→ GIVEN PROBLEM
Find and copy every line in the records that includes the string "ylabel".

→ MATERIAL TO PROCESS
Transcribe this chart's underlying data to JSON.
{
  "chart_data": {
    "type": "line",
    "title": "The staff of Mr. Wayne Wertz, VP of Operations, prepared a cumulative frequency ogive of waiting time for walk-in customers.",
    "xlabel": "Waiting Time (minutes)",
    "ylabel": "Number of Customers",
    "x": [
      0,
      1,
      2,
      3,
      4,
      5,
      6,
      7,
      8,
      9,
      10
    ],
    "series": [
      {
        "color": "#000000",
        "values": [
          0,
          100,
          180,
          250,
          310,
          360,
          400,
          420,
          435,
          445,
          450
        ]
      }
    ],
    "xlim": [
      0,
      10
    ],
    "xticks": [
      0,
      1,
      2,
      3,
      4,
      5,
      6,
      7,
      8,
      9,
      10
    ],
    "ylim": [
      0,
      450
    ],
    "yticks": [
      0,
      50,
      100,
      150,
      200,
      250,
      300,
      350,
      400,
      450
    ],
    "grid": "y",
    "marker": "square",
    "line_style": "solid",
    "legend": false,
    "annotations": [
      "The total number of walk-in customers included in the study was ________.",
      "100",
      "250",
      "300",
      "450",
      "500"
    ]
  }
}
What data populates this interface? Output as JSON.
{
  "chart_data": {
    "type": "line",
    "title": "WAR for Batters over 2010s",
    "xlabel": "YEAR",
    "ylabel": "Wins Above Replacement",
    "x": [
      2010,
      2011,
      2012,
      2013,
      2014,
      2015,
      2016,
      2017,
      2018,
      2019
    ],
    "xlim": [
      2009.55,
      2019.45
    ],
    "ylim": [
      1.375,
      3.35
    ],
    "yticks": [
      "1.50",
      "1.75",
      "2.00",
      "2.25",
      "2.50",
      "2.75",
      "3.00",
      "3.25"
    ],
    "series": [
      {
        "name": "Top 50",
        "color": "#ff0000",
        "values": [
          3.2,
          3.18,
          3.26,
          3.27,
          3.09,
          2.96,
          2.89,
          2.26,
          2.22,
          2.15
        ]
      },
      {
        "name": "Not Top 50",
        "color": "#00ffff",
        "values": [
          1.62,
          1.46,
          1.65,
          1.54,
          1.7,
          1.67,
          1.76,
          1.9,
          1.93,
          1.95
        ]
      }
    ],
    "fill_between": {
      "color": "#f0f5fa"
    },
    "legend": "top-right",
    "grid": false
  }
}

→ THE RESULT
    "ylabel": "Number of Customers",
    "ylabel": "Wins Above Replacement",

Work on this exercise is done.